• Raw records:
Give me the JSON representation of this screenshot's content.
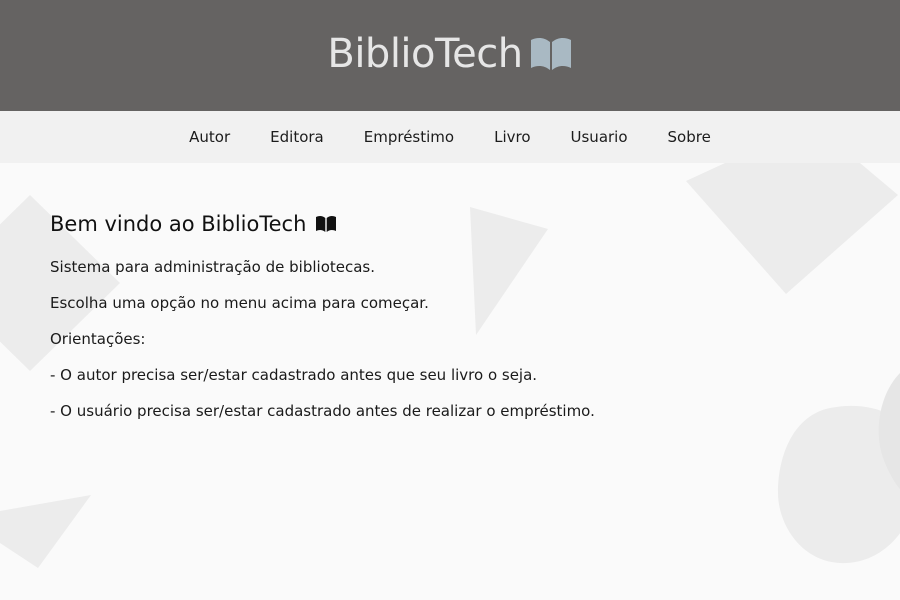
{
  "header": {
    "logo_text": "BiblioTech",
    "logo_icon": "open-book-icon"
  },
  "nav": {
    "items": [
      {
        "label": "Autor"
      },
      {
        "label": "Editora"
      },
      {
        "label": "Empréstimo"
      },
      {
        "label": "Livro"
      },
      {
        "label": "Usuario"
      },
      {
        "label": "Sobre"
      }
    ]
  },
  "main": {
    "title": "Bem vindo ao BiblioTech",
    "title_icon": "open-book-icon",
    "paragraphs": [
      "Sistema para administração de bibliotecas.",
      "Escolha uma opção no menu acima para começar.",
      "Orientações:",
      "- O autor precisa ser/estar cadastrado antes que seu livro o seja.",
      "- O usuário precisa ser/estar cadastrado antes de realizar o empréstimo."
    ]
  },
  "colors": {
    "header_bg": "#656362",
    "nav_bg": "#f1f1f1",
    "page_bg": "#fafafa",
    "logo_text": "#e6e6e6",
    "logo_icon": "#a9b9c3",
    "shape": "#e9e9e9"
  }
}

==

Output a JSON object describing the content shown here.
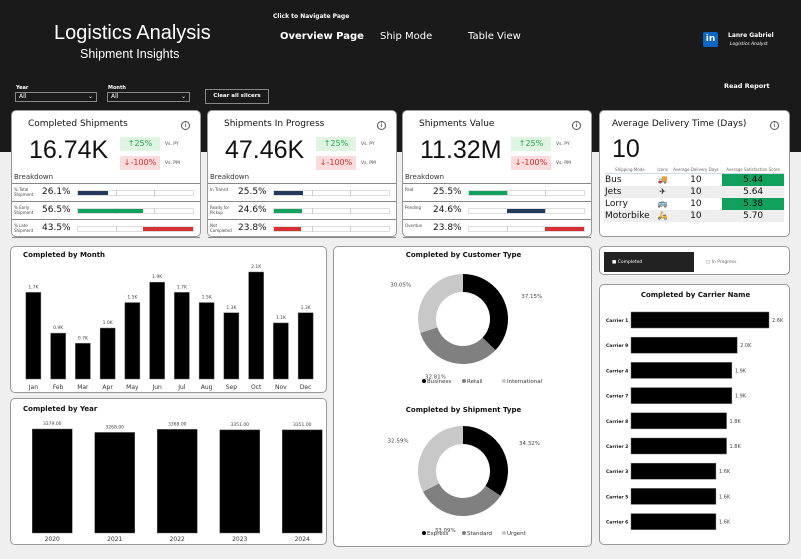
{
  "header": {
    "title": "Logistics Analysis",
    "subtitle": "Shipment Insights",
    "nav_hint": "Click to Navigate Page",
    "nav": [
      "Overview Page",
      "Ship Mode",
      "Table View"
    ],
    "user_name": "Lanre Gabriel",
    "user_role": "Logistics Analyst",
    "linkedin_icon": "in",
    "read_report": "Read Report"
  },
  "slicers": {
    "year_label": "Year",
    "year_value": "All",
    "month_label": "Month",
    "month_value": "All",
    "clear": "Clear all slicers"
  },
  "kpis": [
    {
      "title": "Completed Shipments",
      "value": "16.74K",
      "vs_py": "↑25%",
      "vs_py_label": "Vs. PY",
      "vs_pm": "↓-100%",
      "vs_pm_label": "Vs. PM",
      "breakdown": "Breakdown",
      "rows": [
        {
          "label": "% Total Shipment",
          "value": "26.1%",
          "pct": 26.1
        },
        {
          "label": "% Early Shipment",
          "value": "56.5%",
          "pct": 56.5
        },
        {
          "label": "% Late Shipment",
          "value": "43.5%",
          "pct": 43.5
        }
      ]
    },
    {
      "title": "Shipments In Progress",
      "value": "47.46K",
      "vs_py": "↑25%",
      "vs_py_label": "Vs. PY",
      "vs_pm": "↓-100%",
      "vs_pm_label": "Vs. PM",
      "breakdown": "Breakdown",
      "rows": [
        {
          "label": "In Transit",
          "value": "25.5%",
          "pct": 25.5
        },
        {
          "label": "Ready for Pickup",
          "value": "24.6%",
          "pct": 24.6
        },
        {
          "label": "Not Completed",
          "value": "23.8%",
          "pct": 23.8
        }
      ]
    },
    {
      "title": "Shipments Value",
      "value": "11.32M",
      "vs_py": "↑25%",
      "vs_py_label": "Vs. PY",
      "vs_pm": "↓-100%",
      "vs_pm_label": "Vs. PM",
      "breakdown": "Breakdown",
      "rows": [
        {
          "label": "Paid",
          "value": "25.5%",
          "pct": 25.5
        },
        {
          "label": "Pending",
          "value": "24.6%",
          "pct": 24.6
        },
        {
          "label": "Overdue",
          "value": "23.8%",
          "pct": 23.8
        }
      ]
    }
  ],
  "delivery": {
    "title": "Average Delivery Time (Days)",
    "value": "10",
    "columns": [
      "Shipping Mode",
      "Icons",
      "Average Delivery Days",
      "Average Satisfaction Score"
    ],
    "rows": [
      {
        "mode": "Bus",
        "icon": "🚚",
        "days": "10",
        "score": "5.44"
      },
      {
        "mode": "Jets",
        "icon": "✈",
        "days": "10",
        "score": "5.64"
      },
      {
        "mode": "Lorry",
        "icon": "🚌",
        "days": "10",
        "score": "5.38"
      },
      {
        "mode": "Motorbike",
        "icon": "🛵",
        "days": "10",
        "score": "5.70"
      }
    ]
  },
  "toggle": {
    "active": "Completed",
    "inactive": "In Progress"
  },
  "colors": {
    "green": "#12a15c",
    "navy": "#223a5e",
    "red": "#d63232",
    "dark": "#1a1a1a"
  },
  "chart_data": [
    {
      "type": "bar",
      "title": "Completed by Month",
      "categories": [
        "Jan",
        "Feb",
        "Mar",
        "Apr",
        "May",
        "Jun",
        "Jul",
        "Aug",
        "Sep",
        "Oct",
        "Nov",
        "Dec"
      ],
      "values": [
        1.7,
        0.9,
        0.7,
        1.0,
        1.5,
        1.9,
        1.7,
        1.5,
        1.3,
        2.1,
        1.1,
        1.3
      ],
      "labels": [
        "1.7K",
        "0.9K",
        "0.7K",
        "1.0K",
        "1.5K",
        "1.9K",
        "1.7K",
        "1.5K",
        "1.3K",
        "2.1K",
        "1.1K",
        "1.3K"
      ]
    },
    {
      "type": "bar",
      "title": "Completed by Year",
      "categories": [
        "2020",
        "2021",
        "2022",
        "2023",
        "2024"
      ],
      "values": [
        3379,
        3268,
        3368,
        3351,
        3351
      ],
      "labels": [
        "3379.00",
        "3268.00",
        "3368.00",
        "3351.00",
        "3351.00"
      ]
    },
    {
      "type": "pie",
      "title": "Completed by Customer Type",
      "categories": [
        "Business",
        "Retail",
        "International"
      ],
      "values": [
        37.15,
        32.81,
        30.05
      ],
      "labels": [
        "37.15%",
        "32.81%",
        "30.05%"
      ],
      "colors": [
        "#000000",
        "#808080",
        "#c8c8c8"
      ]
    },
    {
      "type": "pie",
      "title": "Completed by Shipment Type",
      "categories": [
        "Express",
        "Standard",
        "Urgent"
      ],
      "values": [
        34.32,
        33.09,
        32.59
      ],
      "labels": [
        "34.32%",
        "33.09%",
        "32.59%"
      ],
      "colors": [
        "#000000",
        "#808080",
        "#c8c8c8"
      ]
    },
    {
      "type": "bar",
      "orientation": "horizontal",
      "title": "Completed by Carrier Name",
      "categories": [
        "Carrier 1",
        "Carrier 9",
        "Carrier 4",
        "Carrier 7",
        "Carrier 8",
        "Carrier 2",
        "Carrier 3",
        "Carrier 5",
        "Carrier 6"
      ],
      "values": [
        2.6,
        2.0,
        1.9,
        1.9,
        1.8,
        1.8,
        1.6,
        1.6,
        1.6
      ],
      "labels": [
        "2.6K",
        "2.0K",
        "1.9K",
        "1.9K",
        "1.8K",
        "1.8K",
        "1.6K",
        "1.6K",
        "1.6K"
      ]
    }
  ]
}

• Work to do: Reply with the number of lines in the preceding entries that contain "content", and no other words.

• Written solution: 2